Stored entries
[Start]

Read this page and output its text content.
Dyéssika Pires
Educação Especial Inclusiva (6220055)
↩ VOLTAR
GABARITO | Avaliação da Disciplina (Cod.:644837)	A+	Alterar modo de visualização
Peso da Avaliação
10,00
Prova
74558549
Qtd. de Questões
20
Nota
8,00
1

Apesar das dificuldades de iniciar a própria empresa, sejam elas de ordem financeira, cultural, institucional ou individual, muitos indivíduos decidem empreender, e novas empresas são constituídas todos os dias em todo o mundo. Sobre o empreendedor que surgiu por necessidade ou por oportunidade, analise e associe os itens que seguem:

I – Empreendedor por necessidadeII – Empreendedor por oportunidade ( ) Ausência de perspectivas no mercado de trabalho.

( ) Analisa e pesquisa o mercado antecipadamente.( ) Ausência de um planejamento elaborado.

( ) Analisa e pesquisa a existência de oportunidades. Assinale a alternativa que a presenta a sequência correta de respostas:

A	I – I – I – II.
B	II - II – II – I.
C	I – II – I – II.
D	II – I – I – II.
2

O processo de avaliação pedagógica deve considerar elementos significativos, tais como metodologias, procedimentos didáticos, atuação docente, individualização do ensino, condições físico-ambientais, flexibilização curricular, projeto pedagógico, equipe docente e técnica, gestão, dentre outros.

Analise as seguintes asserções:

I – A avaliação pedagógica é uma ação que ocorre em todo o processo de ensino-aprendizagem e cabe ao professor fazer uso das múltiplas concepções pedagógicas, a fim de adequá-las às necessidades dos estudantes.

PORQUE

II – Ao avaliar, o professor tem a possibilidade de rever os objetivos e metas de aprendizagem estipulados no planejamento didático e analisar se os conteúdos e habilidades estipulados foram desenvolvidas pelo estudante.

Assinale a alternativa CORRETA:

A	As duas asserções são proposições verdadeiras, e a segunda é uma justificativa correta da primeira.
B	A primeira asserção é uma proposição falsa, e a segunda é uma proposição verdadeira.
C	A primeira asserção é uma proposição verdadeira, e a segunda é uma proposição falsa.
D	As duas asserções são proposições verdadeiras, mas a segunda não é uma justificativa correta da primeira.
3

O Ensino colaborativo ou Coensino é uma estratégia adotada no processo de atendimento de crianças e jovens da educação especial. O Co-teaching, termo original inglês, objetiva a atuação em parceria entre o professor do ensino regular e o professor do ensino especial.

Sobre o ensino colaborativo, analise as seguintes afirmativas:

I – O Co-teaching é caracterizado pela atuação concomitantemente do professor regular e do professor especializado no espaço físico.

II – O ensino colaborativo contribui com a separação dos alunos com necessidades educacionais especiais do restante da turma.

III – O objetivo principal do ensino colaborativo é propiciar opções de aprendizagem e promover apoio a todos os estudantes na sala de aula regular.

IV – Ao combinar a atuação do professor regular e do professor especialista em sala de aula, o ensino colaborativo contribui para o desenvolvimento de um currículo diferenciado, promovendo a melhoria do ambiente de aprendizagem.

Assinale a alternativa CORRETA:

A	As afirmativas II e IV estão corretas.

[End]
[Start]

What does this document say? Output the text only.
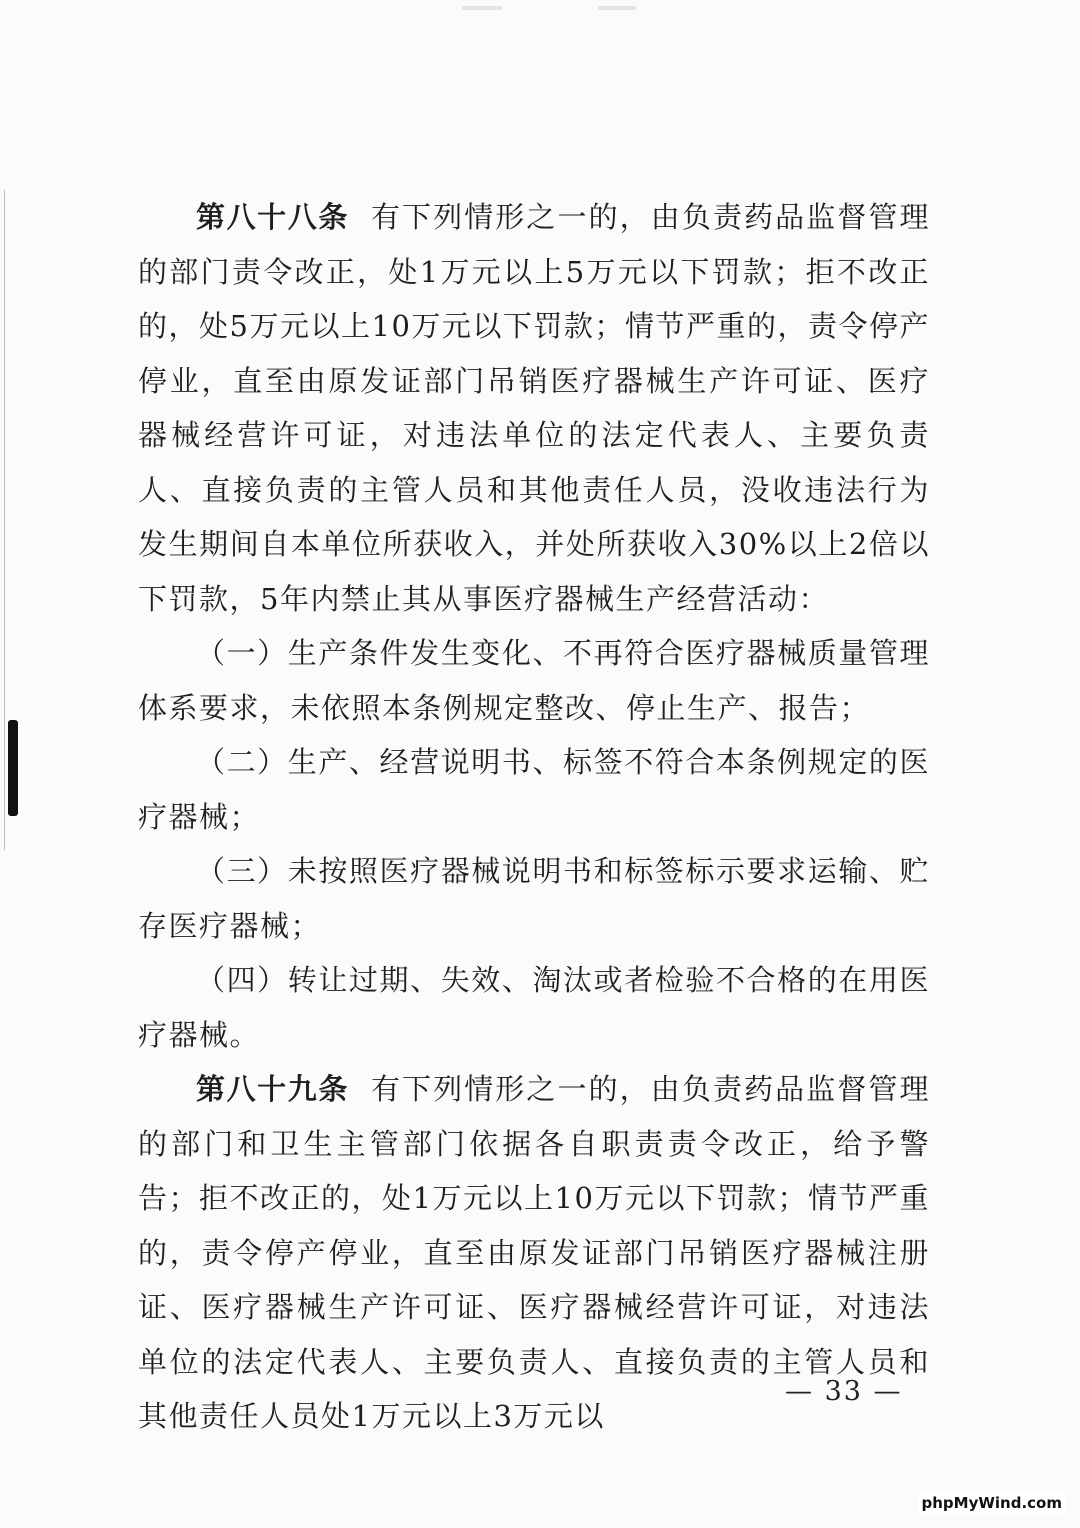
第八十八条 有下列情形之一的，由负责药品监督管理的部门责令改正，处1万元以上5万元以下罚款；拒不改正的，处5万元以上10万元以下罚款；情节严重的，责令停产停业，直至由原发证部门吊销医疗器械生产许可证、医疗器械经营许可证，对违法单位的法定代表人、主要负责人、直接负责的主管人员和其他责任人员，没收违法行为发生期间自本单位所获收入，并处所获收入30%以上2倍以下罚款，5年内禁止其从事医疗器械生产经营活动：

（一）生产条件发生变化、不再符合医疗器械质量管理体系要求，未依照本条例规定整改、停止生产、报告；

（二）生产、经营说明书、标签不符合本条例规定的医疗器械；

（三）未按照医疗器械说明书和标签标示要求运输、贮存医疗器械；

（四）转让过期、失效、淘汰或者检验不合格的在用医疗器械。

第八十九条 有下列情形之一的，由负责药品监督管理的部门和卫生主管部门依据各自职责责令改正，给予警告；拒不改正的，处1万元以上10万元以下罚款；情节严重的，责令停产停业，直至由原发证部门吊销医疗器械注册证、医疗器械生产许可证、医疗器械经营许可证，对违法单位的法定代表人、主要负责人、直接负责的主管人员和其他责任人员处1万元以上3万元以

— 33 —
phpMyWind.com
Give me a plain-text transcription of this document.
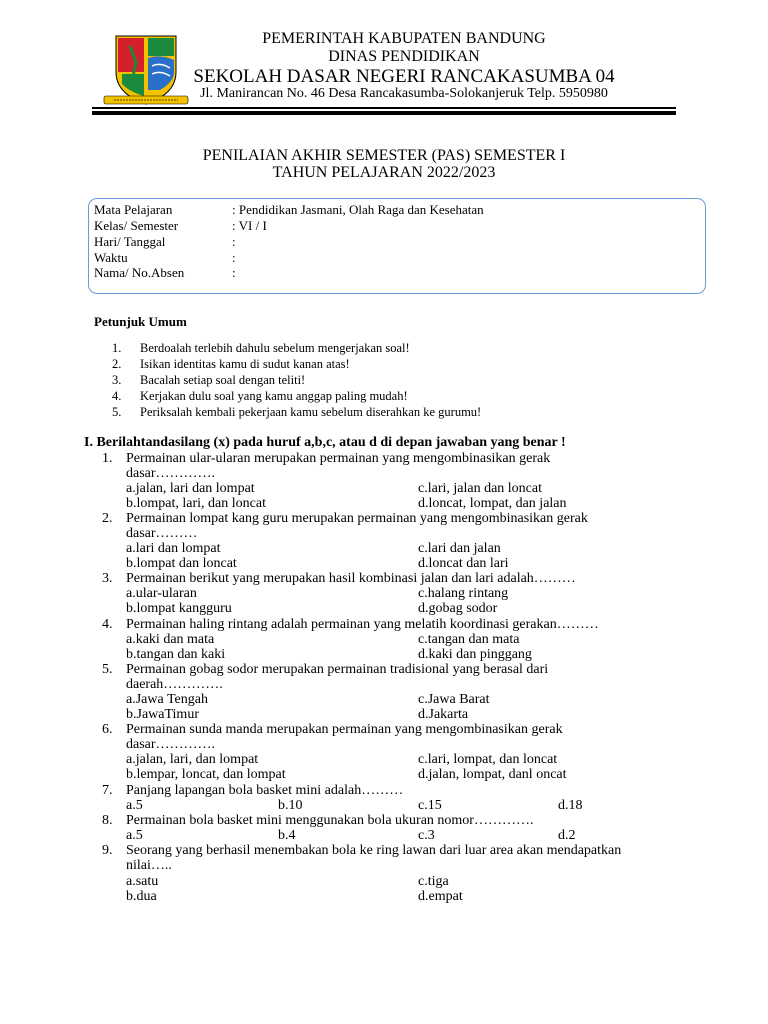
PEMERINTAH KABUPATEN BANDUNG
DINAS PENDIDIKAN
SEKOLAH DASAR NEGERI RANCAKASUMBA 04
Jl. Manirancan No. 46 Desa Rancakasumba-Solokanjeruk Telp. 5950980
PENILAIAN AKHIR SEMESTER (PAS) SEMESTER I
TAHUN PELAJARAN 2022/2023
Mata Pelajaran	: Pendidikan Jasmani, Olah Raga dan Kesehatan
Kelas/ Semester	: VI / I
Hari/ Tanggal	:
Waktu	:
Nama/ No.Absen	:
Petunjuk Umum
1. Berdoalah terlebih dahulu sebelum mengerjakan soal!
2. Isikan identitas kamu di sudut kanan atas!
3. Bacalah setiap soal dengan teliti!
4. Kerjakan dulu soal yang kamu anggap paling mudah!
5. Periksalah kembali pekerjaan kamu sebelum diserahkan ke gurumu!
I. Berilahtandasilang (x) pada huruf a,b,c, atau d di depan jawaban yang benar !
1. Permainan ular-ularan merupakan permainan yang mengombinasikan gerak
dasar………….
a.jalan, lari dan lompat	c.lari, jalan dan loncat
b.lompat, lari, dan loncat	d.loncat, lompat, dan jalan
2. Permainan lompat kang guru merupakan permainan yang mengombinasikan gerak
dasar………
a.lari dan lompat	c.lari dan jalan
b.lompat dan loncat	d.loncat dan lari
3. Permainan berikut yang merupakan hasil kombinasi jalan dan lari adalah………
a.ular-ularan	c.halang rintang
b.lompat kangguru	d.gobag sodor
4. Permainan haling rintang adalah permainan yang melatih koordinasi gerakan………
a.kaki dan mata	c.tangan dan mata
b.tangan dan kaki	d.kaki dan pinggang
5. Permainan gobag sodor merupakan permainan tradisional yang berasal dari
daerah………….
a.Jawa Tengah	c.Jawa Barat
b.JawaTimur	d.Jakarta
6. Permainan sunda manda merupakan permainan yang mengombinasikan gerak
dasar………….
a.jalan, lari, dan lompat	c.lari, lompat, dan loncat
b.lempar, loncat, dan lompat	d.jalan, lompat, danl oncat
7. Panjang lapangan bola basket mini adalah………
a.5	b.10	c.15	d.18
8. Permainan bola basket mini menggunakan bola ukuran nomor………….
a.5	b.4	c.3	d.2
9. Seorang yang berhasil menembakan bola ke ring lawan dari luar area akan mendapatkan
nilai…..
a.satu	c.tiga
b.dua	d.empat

[End]

● Instructions to follow:
Sift through the entries and copy every line with "pedagógica".

● Exercise answer:
O processo de avaliação pedagógica deve considerar elementos significativos, tais como metodologias, procedimentos didáticos, atuação docente, individualização do ensino, condições físico-ambientais, flexibilização curricular, projeto pedagógico, equipe docente e técnica, gestão, dentre outros.
I – A avaliação pedagógica é uma ação que ocorre em todo o processo de ensino-aprendizagem e cabe ao professor fazer uso das múltiplas concepções pedagógicas, a fim de adequá-las às necessidades dos estudantes.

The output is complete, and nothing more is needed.